**Goal**. Extract from the listing each line in which the word "this" appears.

**Records for the task**.
________________

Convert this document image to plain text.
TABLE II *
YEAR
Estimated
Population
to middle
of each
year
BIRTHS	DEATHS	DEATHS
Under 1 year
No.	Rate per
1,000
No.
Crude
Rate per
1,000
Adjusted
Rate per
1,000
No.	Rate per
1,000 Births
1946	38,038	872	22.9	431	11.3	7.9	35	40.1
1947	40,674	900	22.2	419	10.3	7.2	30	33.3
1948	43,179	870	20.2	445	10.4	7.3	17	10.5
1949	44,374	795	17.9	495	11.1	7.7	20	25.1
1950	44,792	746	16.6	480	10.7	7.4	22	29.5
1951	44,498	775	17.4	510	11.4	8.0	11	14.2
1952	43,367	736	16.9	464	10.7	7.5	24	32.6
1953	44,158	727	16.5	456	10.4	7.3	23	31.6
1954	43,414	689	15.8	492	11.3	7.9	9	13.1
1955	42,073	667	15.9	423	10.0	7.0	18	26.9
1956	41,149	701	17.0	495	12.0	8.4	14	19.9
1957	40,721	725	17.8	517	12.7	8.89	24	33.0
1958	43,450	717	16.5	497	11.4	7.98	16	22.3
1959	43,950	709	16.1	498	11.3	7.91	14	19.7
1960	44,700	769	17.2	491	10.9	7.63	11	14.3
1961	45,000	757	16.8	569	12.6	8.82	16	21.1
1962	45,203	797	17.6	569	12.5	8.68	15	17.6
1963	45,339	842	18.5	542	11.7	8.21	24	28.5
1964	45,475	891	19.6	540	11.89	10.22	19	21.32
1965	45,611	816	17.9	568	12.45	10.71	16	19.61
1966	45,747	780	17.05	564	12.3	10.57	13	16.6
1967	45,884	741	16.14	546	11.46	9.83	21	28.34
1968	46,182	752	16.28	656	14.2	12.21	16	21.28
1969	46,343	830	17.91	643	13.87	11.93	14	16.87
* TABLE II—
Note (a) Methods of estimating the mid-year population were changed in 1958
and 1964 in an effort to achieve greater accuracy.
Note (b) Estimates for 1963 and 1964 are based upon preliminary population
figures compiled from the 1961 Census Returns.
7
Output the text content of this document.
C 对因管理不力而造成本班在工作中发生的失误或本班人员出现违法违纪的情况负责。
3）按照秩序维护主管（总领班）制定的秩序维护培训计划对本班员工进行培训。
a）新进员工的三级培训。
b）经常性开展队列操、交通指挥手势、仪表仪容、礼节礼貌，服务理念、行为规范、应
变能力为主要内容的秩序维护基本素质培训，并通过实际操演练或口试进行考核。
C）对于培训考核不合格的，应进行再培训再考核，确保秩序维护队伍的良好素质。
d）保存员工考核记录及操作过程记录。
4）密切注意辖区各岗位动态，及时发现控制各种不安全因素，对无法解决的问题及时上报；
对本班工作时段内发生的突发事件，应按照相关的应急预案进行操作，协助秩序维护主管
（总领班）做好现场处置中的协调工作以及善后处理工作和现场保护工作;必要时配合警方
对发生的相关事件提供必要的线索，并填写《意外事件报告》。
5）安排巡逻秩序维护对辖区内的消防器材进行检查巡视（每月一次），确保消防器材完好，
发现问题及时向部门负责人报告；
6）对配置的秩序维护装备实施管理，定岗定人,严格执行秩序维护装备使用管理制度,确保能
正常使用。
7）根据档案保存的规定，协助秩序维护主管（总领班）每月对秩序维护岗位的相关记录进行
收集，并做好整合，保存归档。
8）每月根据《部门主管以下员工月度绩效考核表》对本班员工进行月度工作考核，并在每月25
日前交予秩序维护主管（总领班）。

________________

**Answer to the task**.
Convert this document image to plain text.
Output the text content of this document.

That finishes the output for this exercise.